Labeled box records
━━━━━━

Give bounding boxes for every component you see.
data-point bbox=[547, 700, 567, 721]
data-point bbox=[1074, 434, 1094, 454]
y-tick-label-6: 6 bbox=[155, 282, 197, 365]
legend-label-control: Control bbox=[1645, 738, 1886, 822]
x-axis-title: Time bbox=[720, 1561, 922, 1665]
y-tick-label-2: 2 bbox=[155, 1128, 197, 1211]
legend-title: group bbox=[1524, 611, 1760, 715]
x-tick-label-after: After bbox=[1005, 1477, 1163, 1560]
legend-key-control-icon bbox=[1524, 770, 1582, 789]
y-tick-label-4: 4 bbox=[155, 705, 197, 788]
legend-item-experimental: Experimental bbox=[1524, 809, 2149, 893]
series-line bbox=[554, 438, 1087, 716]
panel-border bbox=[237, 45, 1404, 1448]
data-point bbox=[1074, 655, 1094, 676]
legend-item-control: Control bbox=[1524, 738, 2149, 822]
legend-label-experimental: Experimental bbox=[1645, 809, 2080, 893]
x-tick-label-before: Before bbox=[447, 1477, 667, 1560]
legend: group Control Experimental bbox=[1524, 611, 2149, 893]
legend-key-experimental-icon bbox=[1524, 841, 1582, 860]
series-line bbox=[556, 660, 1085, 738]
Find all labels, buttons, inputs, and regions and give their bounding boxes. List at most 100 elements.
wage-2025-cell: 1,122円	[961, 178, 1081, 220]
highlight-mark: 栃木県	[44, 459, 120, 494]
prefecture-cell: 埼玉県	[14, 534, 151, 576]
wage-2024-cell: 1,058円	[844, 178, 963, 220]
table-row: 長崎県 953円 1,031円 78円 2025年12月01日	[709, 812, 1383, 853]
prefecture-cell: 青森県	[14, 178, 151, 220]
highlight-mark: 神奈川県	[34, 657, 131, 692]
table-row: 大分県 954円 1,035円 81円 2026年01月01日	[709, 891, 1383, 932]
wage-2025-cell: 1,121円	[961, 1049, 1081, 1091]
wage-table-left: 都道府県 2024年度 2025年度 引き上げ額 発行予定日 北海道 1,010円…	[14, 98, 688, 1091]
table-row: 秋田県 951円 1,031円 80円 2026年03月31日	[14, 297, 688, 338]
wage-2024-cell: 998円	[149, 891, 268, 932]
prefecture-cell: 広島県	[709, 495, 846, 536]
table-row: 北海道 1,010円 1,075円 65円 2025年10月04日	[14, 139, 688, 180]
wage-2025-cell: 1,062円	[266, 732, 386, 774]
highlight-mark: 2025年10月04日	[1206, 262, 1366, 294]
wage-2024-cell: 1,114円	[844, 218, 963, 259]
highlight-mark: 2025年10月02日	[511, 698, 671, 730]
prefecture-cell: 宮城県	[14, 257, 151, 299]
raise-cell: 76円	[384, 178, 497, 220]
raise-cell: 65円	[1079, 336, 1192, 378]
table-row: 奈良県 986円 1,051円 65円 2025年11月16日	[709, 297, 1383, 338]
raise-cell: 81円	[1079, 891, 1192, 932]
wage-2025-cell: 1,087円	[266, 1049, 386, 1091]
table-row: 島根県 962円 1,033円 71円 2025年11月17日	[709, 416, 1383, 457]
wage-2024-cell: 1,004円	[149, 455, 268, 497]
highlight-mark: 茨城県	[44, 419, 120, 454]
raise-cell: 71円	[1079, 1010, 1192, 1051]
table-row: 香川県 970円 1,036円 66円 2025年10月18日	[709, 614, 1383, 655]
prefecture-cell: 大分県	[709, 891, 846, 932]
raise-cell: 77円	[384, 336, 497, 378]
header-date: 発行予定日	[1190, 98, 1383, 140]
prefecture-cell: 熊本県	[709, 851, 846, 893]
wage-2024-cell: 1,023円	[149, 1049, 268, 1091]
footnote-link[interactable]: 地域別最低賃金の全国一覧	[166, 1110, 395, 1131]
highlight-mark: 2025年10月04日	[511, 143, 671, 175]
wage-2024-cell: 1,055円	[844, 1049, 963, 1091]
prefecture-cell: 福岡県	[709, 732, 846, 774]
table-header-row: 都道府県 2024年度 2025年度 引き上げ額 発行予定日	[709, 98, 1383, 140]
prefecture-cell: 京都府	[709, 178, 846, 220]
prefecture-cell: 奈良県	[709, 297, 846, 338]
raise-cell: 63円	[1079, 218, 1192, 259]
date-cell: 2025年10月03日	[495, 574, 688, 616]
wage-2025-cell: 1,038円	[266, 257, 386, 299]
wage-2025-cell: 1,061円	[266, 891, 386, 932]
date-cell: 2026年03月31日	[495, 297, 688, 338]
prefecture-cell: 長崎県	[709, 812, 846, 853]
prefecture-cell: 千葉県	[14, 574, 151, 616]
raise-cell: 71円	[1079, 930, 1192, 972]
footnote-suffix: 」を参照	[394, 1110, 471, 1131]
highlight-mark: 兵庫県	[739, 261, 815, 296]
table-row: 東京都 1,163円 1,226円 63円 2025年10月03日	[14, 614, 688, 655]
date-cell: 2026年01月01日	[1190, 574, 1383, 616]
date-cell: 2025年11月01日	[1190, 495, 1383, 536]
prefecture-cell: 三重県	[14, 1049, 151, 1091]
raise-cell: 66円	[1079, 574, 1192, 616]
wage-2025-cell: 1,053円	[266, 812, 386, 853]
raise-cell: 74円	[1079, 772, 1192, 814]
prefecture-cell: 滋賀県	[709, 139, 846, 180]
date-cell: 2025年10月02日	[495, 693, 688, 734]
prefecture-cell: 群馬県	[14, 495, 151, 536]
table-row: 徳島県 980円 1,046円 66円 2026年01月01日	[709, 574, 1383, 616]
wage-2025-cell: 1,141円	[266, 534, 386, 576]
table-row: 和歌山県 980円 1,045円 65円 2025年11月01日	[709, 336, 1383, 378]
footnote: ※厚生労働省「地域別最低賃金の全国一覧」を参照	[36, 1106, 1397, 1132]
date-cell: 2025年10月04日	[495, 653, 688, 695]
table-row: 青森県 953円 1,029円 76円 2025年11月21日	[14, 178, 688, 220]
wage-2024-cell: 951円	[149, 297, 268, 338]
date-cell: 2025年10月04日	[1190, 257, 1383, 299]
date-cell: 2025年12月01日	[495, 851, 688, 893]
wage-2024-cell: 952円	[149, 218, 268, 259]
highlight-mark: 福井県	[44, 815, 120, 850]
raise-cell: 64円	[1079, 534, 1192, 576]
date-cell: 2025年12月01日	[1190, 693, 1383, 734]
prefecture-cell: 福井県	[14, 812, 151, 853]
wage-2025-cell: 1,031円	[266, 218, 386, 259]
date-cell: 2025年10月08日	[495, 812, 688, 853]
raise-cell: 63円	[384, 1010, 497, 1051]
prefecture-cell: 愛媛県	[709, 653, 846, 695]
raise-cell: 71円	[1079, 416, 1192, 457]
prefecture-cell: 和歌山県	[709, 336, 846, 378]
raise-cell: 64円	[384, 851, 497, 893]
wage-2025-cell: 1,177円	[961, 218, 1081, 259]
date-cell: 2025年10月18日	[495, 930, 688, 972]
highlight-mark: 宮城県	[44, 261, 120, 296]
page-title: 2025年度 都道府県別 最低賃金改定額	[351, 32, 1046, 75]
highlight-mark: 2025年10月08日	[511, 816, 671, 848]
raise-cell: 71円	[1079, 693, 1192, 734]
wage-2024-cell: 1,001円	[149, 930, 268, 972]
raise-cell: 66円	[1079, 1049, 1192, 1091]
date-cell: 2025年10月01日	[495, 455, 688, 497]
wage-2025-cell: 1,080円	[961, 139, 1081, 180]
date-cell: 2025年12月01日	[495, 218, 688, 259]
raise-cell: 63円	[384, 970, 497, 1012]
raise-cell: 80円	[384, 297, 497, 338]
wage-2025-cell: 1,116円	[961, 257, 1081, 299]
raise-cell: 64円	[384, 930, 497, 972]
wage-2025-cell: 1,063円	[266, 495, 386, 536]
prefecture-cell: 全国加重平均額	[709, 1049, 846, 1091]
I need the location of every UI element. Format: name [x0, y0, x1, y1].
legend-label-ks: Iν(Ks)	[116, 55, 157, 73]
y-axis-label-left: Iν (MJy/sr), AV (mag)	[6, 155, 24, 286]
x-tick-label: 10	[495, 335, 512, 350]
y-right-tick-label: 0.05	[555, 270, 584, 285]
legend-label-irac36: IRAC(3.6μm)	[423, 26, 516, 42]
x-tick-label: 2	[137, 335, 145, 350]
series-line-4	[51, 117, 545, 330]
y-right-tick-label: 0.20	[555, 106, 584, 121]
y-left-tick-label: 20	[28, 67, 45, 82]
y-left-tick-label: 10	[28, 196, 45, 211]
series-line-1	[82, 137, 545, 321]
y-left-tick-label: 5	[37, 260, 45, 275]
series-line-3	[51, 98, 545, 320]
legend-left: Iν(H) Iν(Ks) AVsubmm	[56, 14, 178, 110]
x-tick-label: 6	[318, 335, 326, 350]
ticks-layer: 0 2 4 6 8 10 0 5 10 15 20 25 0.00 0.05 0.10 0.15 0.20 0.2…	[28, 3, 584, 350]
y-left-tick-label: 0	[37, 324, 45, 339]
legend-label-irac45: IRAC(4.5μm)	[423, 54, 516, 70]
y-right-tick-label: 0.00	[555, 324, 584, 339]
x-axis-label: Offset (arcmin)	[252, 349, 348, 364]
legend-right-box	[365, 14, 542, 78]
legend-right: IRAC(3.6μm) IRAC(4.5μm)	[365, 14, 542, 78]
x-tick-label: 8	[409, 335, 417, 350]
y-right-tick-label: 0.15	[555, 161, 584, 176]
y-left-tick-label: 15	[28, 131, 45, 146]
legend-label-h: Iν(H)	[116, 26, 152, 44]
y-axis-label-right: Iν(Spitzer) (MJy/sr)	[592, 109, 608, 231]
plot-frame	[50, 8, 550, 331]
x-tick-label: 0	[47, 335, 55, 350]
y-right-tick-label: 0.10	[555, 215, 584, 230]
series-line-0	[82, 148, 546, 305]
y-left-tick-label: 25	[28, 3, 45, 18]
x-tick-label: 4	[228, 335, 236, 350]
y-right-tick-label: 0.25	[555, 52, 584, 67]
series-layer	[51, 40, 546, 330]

━━━━━━

EXERCISE GOAL. Can you repeat the lines from the very first one through the line containing "336, 1192, 378]", changing "highlight-mark" to "emphasis-marker" and leaving everything else untouched?

THE REPLY.
Give bounding boxes for every component you see.
data-point bbox=[547, 700, 567, 721]
data-point bbox=[1074, 434, 1094, 454]
y-tick-label-6: 6 bbox=[155, 282, 197, 365]
legend-label-control: Control bbox=[1645, 738, 1886, 822]
x-axis-title: Time bbox=[720, 1561, 922, 1665]
y-tick-label-2: 2 bbox=[155, 1128, 197, 1211]
legend-title: group bbox=[1524, 611, 1760, 715]
x-tick-label-after: After bbox=[1005, 1477, 1163, 1560]
legend-key-control-icon bbox=[1524, 770, 1582, 789]
y-tick-label-4: 4 bbox=[155, 705, 197, 788]
legend-item-experimental: Experimental bbox=[1524, 809, 2149, 893]
series-line bbox=[554, 438, 1087, 716]
panel-border bbox=[237, 45, 1404, 1448]
data-point bbox=[1074, 655, 1094, 676]
legend-item-control: Control bbox=[1524, 738, 2149, 822]
legend-label-experimental: Experimental bbox=[1645, 809, 2080, 893]
x-tick-label-before: Before bbox=[447, 1477, 667, 1560]
legend: group Control Experimental bbox=[1524, 611, 2149, 893]
legend-key-experimental-icon bbox=[1524, 841, 1582, 860]
series-line bbox=[556, 660, 1085, 738]
Find all labels, buttons, inputs, and regions and give their bounding boxes. List at most 100 elements.
wage-2025-cell: 1,122円	[961, 178, 1081, 220]
emphasis-marker: 栃木県	[44, 459, 120, 494]
prefecture-cell: 埼玉県	[14, 534, 151, 576]
wage-2024-cell: 1,058円	[844, 178, 963, 220]
table-row: 長崎県 953円 1,031円 78円 2025年12月01日	[709, 812, 1383, 853]
prefecture-cell: 青森県	[14, 178, 151, 220]
emphasis-marker: 神奈川県	[34, 657, 131, 692]
table-row: 大分県 954円 1,035円 81円 2026年01月01日	[709, 891, 1383, 932]
wage-2025-cell: 1,121円	[961, 1049, 1081, 1091]
wage-table-left: 都道府県 2024年度 2025年度 引き上げ額 発行予定日 北海道 1,010円…	[14, 98, 688, 1091]
table-row: 秋田県 951円 1,031円 80円 2026年03月31日	[14, 297, 688, 338]
wage-2024-cell: 998円	[149, 891, 268, 932]
prefecture-cell: 広島県	[709, 495, 846, 536]
table-row: 北海道 1,010円 1,075円 65円 2025年10月04日	[14, 139, 688, 180]
wage-2025-cell: 1,062円	[266, 732, 386, 774]
emphasis-marker: 2025年10月04日	[1206, 262, 1366, 294]
wage-2024-cell: 1,114円	[844, 218, 963, 259]
emphasis-marker: 2025年10月02日	[511, 698, 671, 730]
prefecture-cell: 宮城県	[14, 257, 151, 299]
raise-cell: 76円	[384, 178, 497, 220]
raise-cell: 65円	[1079, 336, 1192, 378]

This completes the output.